Given task
Where a line of the material contains the string "name", copy that line.

(Items from a figure collection)
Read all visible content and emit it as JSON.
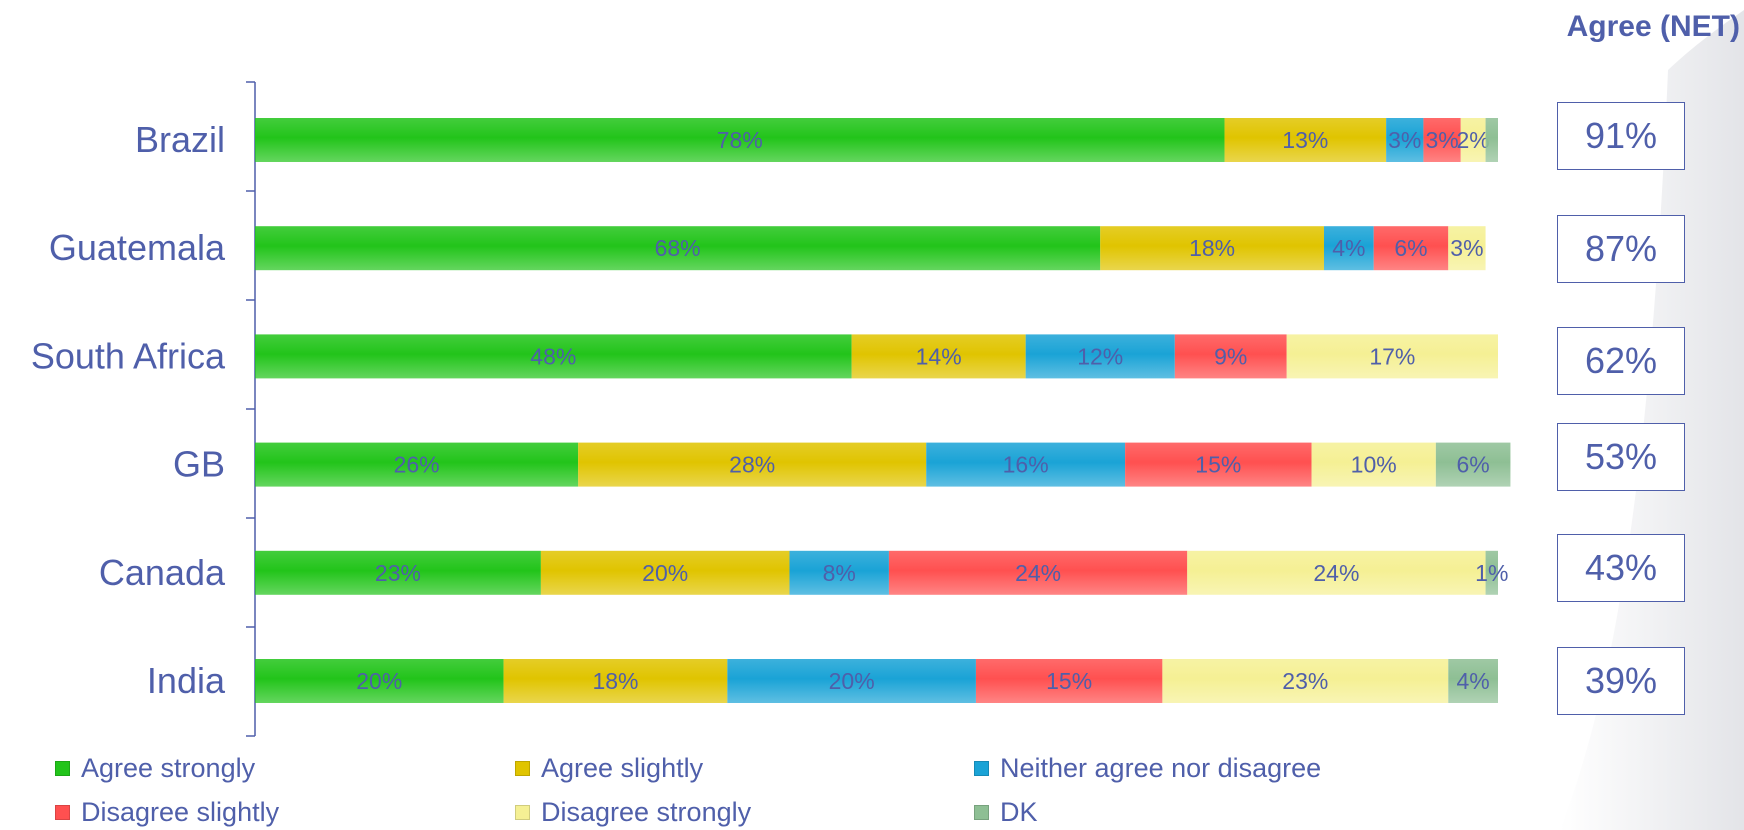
{
  "net_header": "Agree (NET)",
  "net_values": [
    "91%",
    "87%",
    "62%",
    "53%",
    "43%",
    "39%"
  ],
  "colors": {
    "text": "#4f5faa",
    "agree_strongly": "#22c41a",
    "agree_slightly": "#e0c400",
    "neither": "#1aa3d6",
    "disagree_slightly": "#ff5050",
    "disagree_strongly": "#f5f094",
    "dk": "#8ebf94"
  },
  "chart_data": {
    "type": "bar",
    "orientation": "horizontal",
    "stacked": true,
    "categories": [
      "Brazil",
      "Guatemala",
      "South Africa",
      "GB",
      "Canada",
      "India"
    ],
    "series": [
      {
        "name": "Agree strongly",
        "values": [
          78,
          68,
          48,
          26,
          23,
          20
        ],
        "labels": [
          "78%",
          "68%",
          "48%",
          "26%",
          "23%",
          "20%"
        ]
      },
      {
        "name": "Agree slightly",
        "values": [
          13,
          18,
          14,
          28,
          20,
          18
        ],
        "labels": [
          "13%",
          "18%",
          "14%",
          "28%",
          "20%",
          "18%"
        ]
      },
      {
        "name": "Neither agree nor disagree",
        "values": [
          3,
          4,
          12,
          16,
          8,
          20
        ],
        "labels": [
          "3%",
          "4%",
          "12%",
          "16%",
          "8%",
          "20%"
        ]
      },
      {
        "name": "Disagree slightly",
        "values": [
          3,
          6,
          9,
          15,
          24,
          15
        ],
        "labels": [
          "3%",
          "6%",
          "9%",
          "15%",
          "24%",
          "15%"
        ]
      },
      {
        "name": "Disagree strongly",
        "values": [
          2,
          3,
          17,
          10,
          24,
          23
        ],
        "labels": [
          "2%",
          "3%",
          "17%",
          "10%",
          "24%",
          "23%"
        ]
      },
      {
        "name": "DK",
        "values": [
          1,
          0,
          0,
          6,
          1,
          4
        ],
        "labels": [
          "",
          "",
          "",
          "6%",
          "1%",
          "4%"
        ]
      }
    ],
    "xlim": [
      0,
      100
    ],
    "grid": false,
    "legend_position": "bottom"
  }
}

Result of the task
        "name": "Agree strongly",
        "name": "Agree slightly",
        "name": "Neither agree nor disagree",
        "name": "Disagree slightly",
        "name": "Disagree strongly",
        "name": "DK",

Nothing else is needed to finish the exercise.